··· Listed entries
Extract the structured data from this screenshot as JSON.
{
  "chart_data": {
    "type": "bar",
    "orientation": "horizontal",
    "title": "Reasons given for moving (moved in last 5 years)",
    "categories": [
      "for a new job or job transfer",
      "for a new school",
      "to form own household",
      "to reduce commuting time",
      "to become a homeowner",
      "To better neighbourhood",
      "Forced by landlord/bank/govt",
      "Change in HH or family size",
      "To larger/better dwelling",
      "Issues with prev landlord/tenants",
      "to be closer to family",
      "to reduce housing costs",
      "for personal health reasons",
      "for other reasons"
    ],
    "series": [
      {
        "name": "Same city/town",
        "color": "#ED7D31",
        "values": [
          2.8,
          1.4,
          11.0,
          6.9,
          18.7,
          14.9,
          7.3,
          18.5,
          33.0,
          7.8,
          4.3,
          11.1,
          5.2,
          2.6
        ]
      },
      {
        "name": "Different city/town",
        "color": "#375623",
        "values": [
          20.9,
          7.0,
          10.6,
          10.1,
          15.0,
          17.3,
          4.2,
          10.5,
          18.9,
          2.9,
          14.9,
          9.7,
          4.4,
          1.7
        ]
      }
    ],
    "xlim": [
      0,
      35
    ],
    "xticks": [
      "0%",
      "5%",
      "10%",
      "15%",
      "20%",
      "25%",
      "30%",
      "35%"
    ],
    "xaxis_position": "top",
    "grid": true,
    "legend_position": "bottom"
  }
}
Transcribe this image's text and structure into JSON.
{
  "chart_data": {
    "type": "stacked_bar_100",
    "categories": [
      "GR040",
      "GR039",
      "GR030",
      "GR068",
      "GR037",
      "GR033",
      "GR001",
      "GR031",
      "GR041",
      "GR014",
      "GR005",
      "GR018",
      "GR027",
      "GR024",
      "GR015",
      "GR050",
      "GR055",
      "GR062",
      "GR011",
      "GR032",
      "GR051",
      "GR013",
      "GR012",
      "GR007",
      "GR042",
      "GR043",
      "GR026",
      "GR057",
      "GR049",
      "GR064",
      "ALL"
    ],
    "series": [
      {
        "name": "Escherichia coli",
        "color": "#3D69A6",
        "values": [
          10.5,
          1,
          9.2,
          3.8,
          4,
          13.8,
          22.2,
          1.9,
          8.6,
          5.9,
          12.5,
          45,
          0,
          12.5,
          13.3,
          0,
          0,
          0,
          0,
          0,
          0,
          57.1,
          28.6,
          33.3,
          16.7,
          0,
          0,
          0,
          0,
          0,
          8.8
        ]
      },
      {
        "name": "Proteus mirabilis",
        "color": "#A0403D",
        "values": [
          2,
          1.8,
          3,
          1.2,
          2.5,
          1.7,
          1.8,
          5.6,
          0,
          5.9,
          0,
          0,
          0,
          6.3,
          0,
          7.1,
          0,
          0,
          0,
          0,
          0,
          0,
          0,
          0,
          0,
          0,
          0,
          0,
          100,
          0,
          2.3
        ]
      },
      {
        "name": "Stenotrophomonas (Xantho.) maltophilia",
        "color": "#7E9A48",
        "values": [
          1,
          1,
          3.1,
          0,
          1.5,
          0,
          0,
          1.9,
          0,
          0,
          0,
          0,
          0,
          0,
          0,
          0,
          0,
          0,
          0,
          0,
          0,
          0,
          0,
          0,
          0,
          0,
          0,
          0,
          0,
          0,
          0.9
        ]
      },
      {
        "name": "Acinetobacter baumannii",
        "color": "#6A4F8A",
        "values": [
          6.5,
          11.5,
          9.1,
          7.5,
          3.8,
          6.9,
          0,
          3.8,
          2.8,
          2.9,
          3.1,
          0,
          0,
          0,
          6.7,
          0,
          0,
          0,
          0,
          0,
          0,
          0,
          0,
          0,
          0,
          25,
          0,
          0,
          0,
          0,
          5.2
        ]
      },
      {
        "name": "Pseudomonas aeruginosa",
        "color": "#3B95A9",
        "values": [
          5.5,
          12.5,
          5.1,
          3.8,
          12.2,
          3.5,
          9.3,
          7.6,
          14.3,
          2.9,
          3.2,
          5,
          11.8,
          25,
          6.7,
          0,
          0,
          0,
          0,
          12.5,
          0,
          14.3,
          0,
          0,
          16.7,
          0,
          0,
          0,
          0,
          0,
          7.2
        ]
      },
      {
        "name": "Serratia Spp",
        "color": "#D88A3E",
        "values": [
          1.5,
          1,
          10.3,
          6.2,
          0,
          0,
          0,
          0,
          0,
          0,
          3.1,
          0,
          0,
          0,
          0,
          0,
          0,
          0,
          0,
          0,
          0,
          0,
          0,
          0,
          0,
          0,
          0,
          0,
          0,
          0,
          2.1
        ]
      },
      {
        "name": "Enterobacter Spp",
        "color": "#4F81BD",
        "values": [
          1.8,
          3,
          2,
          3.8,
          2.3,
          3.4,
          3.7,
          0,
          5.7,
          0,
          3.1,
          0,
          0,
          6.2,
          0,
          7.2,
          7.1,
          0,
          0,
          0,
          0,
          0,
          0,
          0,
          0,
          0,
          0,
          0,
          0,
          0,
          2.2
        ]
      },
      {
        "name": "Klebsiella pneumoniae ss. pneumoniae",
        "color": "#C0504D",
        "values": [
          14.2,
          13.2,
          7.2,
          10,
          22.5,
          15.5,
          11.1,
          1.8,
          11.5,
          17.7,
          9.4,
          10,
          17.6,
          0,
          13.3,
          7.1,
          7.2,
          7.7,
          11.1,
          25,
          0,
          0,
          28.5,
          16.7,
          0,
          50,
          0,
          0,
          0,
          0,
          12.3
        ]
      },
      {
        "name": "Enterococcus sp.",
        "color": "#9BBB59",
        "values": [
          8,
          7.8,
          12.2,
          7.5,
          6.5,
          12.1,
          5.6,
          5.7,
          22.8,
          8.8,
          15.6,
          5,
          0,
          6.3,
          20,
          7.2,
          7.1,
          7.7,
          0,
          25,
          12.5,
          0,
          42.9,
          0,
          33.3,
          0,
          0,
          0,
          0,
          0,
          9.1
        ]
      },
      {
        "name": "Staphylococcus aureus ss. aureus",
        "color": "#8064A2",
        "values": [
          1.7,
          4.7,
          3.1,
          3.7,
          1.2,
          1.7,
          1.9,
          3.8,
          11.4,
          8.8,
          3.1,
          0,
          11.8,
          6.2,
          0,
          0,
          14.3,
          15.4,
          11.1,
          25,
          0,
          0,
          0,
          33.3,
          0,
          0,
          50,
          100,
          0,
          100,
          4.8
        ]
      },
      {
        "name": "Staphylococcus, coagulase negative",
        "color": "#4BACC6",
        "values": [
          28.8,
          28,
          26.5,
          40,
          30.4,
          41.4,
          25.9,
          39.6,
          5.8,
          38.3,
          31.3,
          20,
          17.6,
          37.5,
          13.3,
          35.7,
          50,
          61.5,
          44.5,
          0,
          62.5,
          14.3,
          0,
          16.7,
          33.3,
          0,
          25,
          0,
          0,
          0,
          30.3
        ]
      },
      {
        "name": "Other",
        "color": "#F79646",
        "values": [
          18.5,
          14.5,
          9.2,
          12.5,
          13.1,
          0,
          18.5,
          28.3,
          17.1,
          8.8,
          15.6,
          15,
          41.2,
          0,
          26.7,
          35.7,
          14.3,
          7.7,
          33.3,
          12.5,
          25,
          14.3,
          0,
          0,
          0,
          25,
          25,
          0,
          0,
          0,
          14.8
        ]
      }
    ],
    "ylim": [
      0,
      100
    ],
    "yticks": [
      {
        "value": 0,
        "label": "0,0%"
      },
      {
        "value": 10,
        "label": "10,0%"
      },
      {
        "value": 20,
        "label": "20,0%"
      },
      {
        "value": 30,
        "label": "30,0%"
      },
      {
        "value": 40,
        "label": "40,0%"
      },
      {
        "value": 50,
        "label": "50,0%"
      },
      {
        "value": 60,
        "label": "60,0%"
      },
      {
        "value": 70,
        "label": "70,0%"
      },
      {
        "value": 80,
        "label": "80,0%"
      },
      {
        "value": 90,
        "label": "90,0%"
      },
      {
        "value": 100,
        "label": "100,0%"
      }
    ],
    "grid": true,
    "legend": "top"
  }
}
······
Using the listing above, return all lines where the word "city" occurs.

        "name": "Same city/town",
        "name": "Different city/town",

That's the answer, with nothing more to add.